Task statement » Copy each entry as it stands, leaving nothing out.

═════ Input for this task

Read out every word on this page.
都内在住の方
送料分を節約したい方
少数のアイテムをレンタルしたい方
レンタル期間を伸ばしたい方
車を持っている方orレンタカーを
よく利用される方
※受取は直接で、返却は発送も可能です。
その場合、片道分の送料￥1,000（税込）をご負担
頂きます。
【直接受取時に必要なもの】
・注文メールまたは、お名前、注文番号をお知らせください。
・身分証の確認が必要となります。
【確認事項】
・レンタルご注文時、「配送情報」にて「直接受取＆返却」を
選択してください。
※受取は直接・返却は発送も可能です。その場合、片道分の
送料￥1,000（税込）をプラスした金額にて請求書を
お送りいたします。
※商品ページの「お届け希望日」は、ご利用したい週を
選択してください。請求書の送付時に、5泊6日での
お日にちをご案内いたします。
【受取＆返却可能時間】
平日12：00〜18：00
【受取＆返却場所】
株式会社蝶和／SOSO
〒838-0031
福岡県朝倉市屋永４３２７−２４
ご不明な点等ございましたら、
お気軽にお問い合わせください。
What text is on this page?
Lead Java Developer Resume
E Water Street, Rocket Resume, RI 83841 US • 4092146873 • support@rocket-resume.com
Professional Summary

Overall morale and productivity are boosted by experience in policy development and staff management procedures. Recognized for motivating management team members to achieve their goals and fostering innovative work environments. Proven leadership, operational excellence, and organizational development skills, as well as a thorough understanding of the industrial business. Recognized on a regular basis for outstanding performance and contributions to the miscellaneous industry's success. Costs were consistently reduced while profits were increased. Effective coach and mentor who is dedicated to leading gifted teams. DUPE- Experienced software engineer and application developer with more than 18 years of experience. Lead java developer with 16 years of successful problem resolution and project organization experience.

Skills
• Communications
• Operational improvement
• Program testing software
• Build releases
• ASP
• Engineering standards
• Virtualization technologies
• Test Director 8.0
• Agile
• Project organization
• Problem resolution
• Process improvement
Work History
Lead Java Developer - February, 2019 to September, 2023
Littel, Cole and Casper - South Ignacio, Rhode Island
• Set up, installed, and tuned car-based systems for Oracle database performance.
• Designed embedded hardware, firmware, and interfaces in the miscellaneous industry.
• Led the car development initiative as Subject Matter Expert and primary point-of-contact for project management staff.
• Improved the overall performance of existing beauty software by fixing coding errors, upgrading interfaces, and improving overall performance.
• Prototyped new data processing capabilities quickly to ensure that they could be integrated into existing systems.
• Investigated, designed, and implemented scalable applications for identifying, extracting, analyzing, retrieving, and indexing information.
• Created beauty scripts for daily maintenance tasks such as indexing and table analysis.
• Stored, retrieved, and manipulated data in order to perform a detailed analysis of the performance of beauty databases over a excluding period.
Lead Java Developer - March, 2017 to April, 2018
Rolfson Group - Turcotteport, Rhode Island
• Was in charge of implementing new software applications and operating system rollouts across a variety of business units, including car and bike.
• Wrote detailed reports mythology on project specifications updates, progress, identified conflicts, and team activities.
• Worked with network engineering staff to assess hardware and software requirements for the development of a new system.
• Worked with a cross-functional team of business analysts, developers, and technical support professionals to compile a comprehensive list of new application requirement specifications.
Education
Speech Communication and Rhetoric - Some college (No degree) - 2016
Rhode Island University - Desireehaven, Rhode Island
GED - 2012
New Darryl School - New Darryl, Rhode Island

══════════

Exercise output »
Read out every word on this page.
都内在住の方
送料分を節約したい方
少数のアイテムをレンタルしたい方
レンタル期間を伸ばしたい方
車を持っている方orレンタカーを
よく利用される方
※受取は直接で、返却は発送も可能です。
その場合、片道分の送料￥1,000（税込）をご負担
頂きます。
【直接受取時に必要なもの】
・注文メールまたは、お名前、注文番号をお知らせください。
・身分証の確認が必要となります。
【確認事項】
・レンタルご注文時、「配送情報」にて「直接受取＆返却」を
選択してください。
※受取は直接・返却は発送も可能です。その場合、片道分の
送料￥1,000（税込）をプラスした金額にて請求書を
お送りいたします。
※商品ページの「お届け希望日」は、ご利用したい週を
選択してください。請求書の送付時に、5泊6日での
お日にちをご案内いたします。
【受取＆返却可能時間】
平日12：00〜18：00
【受取＆返却場所】
株式会社蝶和／SOSO
〒838-0031
福岡県朝倉市屋永４３２７−２４
ご不明な点等ございましたら、
お気軽にお問い合わせください。
What text is on this page?
Lead Java Developer Resume
E Water Street, Rocket Resume, RI 83841 US • 4092146873 • support@rocket-resume.com
Professional Summary

Overall morale and productivity are boosted by experience in policy development and staff management procedures. Recognized for motivating management team members to achieve their goals and fostering innovative work environments. Proven leadership, operational excellence, and organizational development skills, as well as a thorough understanding of the industrial business. Recognized on a regular basis for outstanding performance and contributions to the miscellaneous industry's success. Costs were consistently reduced while profits were increased. Effective coach and mentor who is dedicated to leading gifted teams. DUPE- Experienced software engineer and application developer with more than 18 years of experience. Lead java developer with 16 years of successful problem resolution and project organization experience.

Skills
• Communications
• Operational improvement
• Program testing software
• Build releases
• ASP
• Engineering standards
• Virtualization technologies
• Test Director 8.0
• Agile
• Project organization
• Problem resolution
• Process improvement
Work History
Lead Java Developer - February, 2019 to September, 2023
Littel, Cole and Casper - South Ignacio, Rhode Island
• Set up, installed, and tuned car-based systems for Oracle database performance.
• Designed embedded hardware, firmware, and interfaces in the miscellaneous industry.
• Led the car development initiative as Subject Matter Expert and primary point-of-contact for project management staff.
• Improved the overall performance of existing beauty software by fixing coding errors, upgrading interfaces, and improving overall performance.
• Prototyped new data processing capabilities quickly to ensure that they could be integrated into existing systems.
• Investigated, designed, and implemented scalable applications for identifying, extracting, analyzing, retrieving, and indexing information.
• Created beauty scripts for daily maintenance tasks such as indexing and table analysis.
• Stored, retrieved, and manipulated data in order to perform a detailed analysis of the performance of beauty databases over a excluding period.
Lead Java Developer - March, 2017 to April, 2018
Rolfson Group - Turcotteport, Rhode Island
• Was in charge of implementing new software applications and operating system rollouts across a variety of business units, including car and bike.
• Wrote detailed reports mythology on project specifications updates, progress, identified conflicts, and team activities.
• Worked with network engineering staff to assess hardware and software requirements for the development of a new system.
• Worked with a cross-functional team of business analysts, developers, and technical support professionals to compile a comprehensive list of new application requirement specifications.
Education
Speech Communication and Rhetoric - Some college (No degree) - 2016
Rhode Island University - Desireehaven, Rhode Island
GED - 2012
New Darryl School - New Darryl, Rhode Island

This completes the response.